[Begin Given records]

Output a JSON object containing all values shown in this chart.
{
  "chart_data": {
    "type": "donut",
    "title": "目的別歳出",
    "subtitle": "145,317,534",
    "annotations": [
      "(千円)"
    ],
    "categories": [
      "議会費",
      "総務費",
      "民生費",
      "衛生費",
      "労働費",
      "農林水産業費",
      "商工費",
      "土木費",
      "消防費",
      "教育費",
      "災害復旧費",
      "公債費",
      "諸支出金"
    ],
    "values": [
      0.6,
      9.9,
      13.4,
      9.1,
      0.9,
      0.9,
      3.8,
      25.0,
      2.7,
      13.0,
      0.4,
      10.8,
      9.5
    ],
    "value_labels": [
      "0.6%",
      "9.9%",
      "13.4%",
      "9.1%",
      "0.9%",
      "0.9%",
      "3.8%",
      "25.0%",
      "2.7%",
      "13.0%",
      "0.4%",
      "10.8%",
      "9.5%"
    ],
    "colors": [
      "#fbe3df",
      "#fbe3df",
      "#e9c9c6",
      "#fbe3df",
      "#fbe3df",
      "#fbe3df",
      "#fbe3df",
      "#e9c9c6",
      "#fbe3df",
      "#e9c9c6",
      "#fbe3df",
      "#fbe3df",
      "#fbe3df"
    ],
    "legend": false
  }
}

[End Given records]
[Begin Given records]

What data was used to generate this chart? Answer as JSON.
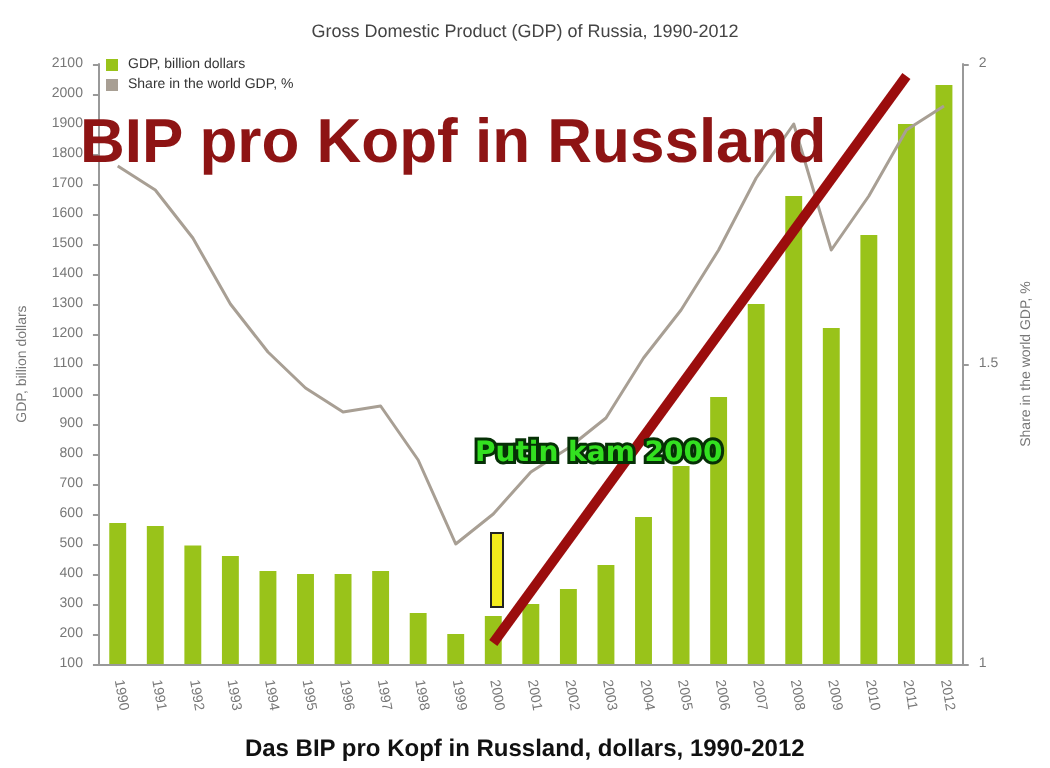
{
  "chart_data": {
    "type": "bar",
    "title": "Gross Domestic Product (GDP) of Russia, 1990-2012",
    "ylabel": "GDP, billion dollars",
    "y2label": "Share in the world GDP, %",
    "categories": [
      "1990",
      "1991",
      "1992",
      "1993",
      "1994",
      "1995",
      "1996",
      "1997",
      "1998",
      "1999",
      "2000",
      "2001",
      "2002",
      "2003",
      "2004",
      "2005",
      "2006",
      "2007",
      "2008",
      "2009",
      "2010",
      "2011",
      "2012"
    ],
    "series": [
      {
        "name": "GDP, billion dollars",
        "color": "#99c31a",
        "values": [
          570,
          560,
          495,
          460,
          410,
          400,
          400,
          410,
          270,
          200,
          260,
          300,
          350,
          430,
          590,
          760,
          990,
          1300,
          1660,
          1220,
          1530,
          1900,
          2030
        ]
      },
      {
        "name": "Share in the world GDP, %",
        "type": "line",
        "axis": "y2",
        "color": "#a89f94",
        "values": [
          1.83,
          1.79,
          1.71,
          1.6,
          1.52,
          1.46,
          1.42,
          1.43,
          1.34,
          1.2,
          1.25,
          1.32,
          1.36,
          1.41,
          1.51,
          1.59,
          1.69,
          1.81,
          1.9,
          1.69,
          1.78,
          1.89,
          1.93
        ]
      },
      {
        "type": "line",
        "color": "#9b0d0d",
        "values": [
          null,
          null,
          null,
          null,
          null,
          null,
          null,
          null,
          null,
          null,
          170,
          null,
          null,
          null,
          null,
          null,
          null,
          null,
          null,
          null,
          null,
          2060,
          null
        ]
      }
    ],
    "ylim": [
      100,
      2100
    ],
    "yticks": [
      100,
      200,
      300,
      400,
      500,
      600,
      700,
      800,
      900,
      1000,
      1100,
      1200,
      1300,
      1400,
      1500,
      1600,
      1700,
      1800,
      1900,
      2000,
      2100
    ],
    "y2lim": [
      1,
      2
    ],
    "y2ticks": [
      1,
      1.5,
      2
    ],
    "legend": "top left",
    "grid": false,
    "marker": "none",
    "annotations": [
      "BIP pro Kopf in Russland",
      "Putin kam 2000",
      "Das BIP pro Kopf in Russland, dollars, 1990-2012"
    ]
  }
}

[End Given records]

▶ **Instruction**: Find each line with the string "JSON" and copy it out.

▶ **Output below**:
Output a JSON object containing all values shown in this chart.
What data was used to generate this chart? Answer as JSON.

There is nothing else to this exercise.